▶ [The exercise] Give the data below again exactly as written, without its pictures.

── Records to process

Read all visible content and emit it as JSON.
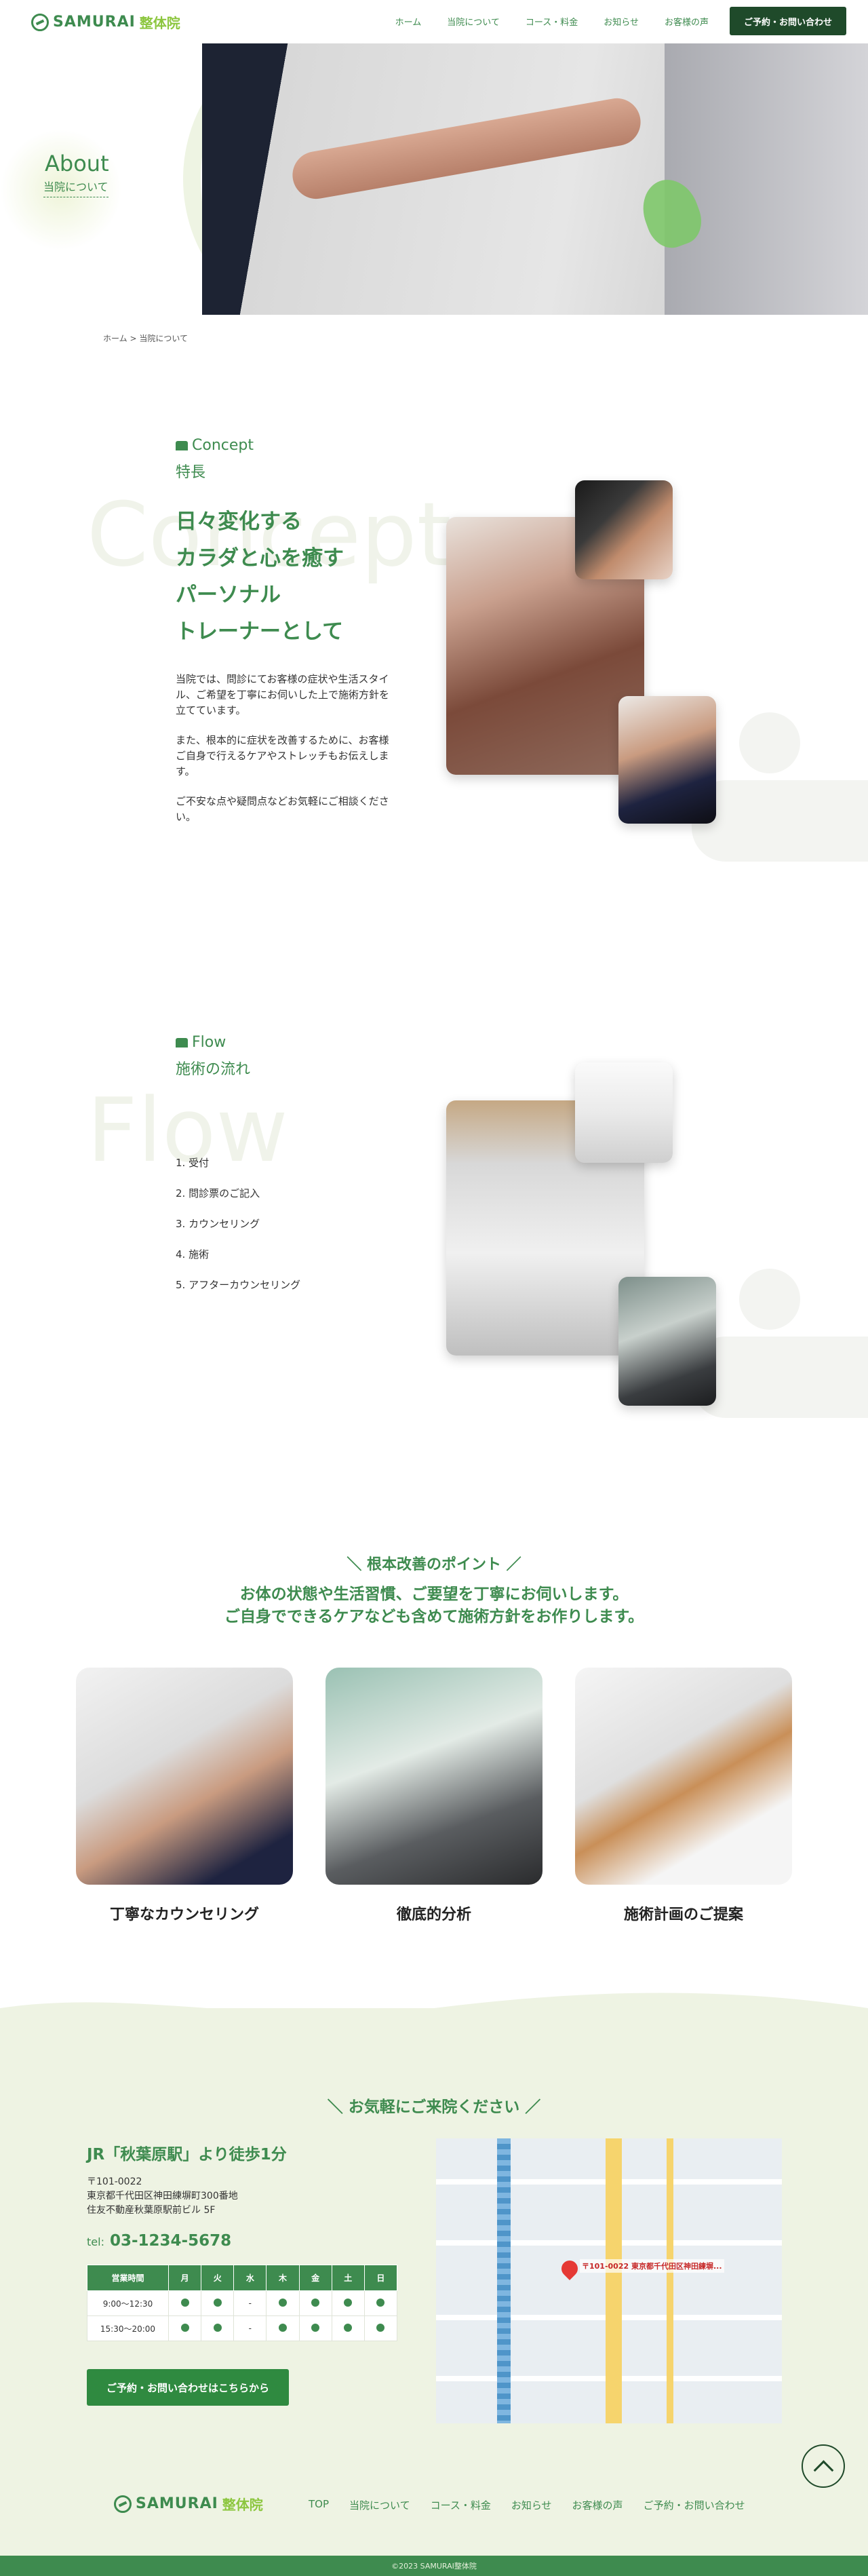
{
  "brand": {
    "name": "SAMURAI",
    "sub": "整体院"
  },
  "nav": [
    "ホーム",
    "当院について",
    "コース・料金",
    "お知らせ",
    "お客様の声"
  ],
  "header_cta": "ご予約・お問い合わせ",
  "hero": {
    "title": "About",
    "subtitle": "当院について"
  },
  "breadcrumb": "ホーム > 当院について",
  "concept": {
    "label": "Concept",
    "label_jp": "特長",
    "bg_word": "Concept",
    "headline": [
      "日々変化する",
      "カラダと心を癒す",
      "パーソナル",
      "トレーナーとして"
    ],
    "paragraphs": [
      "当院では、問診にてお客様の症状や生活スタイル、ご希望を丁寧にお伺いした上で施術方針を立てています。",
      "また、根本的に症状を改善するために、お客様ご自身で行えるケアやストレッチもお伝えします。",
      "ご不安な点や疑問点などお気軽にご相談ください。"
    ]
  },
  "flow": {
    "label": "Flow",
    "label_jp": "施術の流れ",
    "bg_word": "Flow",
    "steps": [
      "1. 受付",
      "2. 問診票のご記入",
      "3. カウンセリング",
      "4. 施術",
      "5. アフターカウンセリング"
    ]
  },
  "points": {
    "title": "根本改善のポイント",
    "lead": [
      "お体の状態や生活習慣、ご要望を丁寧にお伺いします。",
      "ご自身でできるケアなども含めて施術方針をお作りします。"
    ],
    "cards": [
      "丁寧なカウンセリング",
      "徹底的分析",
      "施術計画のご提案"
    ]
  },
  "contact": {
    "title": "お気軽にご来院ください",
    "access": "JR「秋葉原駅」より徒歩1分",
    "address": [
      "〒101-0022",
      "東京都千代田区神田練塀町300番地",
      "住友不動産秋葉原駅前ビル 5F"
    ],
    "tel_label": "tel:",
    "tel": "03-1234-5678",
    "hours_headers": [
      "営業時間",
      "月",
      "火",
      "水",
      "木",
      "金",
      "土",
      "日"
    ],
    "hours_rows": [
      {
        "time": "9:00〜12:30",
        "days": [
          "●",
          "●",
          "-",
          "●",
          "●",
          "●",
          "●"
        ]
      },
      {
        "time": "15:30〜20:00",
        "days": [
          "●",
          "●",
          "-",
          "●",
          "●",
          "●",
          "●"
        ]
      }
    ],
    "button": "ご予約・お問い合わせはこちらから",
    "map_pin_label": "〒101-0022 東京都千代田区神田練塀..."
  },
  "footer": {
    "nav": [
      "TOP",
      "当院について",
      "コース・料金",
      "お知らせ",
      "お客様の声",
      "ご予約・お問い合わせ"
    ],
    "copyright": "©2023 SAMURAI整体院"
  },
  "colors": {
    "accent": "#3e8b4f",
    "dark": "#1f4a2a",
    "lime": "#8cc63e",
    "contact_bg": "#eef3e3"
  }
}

────

▶ [Result of this task]
Read all visible content and emit it as JSON.
{
  "brand": {
    "name": "SAMURAI",
    "sub": "整体院"
  },
  "nav": [
    "ホーム",
    "当院について",
    "コース・料金",
    "お知らせ",
    "お客様の声"
  ],
  "header_cta": "ご予約・お問い合わせ",
  "hero": {
    "title": "About",
    "subtitle": "当院について"
  },
  "breadcrumb": "ホーム > 当院について",
  "concept": {
    "label": "Concept",
    "label_jp": "特長",
    "bg_word": "Concept",
    "headline": [
      "日々変化する",
      "カラダと心を癒す",
      "パーソナル",
      "トレーナーとして"
    ],
    "paragraphs": [
      "当院では、問診にてお客様の症状や生活スタイル、ご希望を丁寧にお伺いした上で施術方針を立てています。",
      "また、根本的に症状を改善するために、お客様ご自身で行えるケアやストレッチもお伝えします。",
      "ご不安な点や疑問点などお気軽にご相談ください。"
    ]
  },
  "flow": {
    "label": "Flow",
    "label_jp": "施術の流れ",
    "bg_word": "Flow",
    "steps": [
      "1. 受付",
      "2. 問診票のご記入",
      "3. カウンセリング",
      "4. 施術",
      "5. アフターカウンセリング"
    ]
  },
  "points": {
    "title": "根本改善のポイント",
    "lead": [
      "お体の状態や生活習慣、ご要望を丁寧にお伺いします。",
      "ご自身でできるケアなども含めて施術方針をお作りします。"
    ],
    "cards": [
      "丁寧なカウンセリング",
      "徹底的分析",
      "施術計画のご提案"
    ]
  },
  "contact": {
    "title": "お気軽にご来院ください",
    "access": "JR「秋葉原駅」より徒歩1分",
    "address": [
      "〒101-0022",
      "東京都千代田区神田練塀町300番地",
      "住友不動産秋葉原駅前ビル 5F"
    ],
    "tel_label": "tel:",
    "tel": "03-1234-5678",
    "hours_headers": [
      "営業時間",
      "月",
      "火",
      "水",
      "木",
      "金",
      "土",
      "日"
    ],
    "hours_rows": [
      {
        "time": "9:00〜12:30",
        "days": [
          "●",
          "●",
          "-",
          "●",
          "●",
          "●",
          "●"
        ]
      },
      {
        "time": "15:30〜20:00",
        "days": [
          "●",
          "●",
          "-",
          "●",
          "●",
          "●",
          "●"
        ]
      }
    ],
    "button": "ご予約・お問い合わせはこちらから",
    "map_pin_label": "〒101-0022 東京都千代田区神田練塀..."
  },
  "footer": {
    "nav": [
      "TOP",
      "当院について",
      "コース・料金",
      "お知らせ",
      "お客様の声",
      "ご予約・お問い合わせ"
    ],
    "copyright": "©2023 SAMURAI整体院"
  },
  "colors": {
    "accent": "#3e8b4f",
    "dark": "#1f4a2a",
    "lime": "#8cc63e",
    "contact_bg": "#eef3e3"
  }
}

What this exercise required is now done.